(Records)
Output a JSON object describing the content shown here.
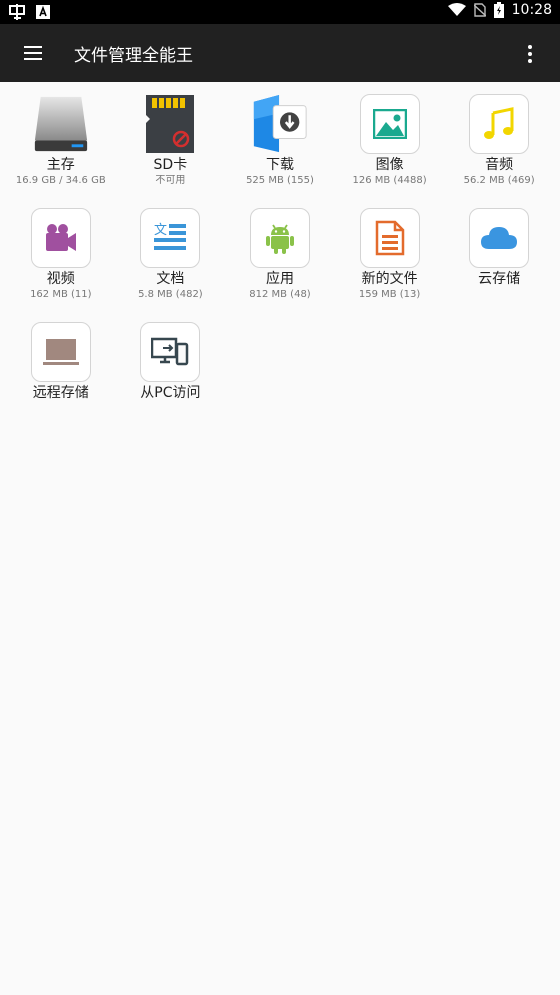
{
  "status_bar": {
    "time": "10:28",
    "icons": [
      "app-notification-icon",
      "a-notification-icon",
      "wifi-icon",
      "no-sim-icon",
      "battery-charging-icon"
    ]
  },
  "app_bar": {
    "title": "文件管理全能王",
    "menu_icon": "hamburger-menu-icon",
    "more_icon": "more-vertical-icon"
  },
  "tiles": [
    {
      "label": "主存",
      "sub": "16.9 GB / 34.6 GB",
      "icon": "hard-drive-icon"
    },
    {
      "label": "SD卡",
      "sub": "不可用",
      "icon": "sd-card-icon"
    },
    {
      "label": "下载",
      "sub": "525 MB (155)",
      "icon": "download-folder-icon"
    },
    {
      "label": "图像",
      "sub": "126 MB (4488)",
      "icon": "image-icon"
    },
    {
      "label": "音频",
      "sub": "56.2 MB (469)",
      "icon": "music-note-icon"
    },
    {
      "label": "视频",
      "sub": "162 MB (11)",
      "icon": "video-camera-icon"
    },
    {
      "label": "文档",
      "sub": "5.8 MB (482)",
      "icon": "document-icon",
      "icon_text": "文"
    },
    {
      "label": "应用",
      "sub": "812 MB (48)",
      "icon": "android-icon"
    },
    {
      "label": "新的文件",
      "sub": "159 MB (13)",
      "icon": "new-file-icon"
    },
    {
      "label": "云存储",
      "sub": "",
      "icon": "cloud-icon"
    },
    {
      "label": "远程存储",
      "sub": "",
      "icon": "laptop-icon"
    },
    {
      "label": "从PC访问",
      "sub": "",
      "icon": "pc-phone-icon"
    }
  ],
  "colors": {
    "status_bar": "#000000",
    "app_bar": "#212121",
    "background": "#fafafa",
    "image_teal": "#1aa98f",
    "audio_yellow": "#f2d600",
    "video_purple": "#a0509f",
    "document_blue": "#3a95d8",
    "android_green": "#8ac249",
    "newfile_orange": "#e36b2c",
    "cloud_blue": "#3a95e0",
    "laptop_brown": "#a1887f",
    "pc_dark": "#37474f"
  }
}
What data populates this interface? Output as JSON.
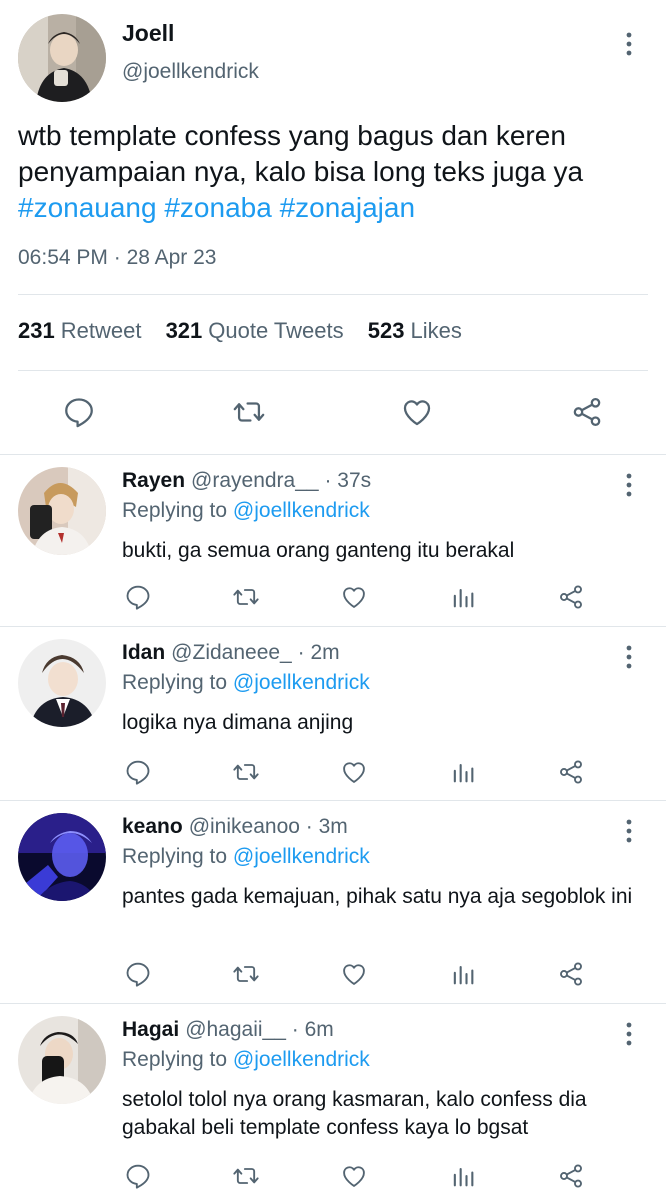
{
  "colors": {
    "text": "#0f1419",
    "secondary": "#536471",
    "link": "#1d9bf0",
    "divider": "#e1e6ea"
  },
  "tweet": {
    "author_name": "Joell",
    "author_handle": "@joellkendrick",
    "text_lines": [
      "wtb template confess yang bagus dan keren",
      "penyampaian nya, kalo bisa long teks juga ya"
    ],
    "hashtags": [
      "#zonauang",
      "#zonaba",
      "#zonajajan"
    ],
    "time": "06:54 PM",
    "date_sep": " · ",
    "date": "28 Apr 23",
    "stats": {
      "retweets": "231",
      "retweets_label": "Retweet",
      "quotes": "321",
      "quotes_label": "Quote Tweets",
      "likes": "523",
      "likes_label": "Likes"
    },
    "actions": [
      "reply-icon",
      "retweet-icon",
      "like-icon",
      "share-icon"
    ]
  },
  "replies": [
    {
      "name": "Rayen",
      "handle": "@rayendra__",
      "sep": "·",
      "time": "37s",
      "replying_label": "Replying to",
      "replying_to": "@joellkendrick",
      "text": "bukti, ga semua orang ganteng itu berakal"
    },
    {
      "name": "Idan",
      "handle": "@Zidaneee_",
      "sep": "·",
      "time": "2m",
      "replying_label": "Replying to",
      "replying_to": "@joellkendrick",
      "text": "logika nya dimana anjing"
    },
    {
      "name": "keano",
      "handle": "@inikeanoo",
      "sep": "·",
      "time": "3m",
      "replying_label": "Replying to",
      "replying_to": "@joellkendrick",
      "text": "pantes gada kemajuan, pihak satu nya aja segoblok ini"
    },
    {
      "name": "Hagai",
      "handle": "@hagaii__",
      "sep": "·",
      "time": "6m",
      "replying_label": "Replying to",
      "replying_to": "@joellkendrick",
      "text": "setolol tolol nya orang kasmaran, kalo confess dia gabakal beli template confess kaya lo bgsat"
    }
  ],
  "reply_actions": [
    "reply-icon",
    "retweet-icon",
    "like-icon",
    "analytics-icon",
    "share-icon"
  ]
}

Task statement: Tally the lines containing "JSON". Provide the number without any other words.

Result for this exercise: 2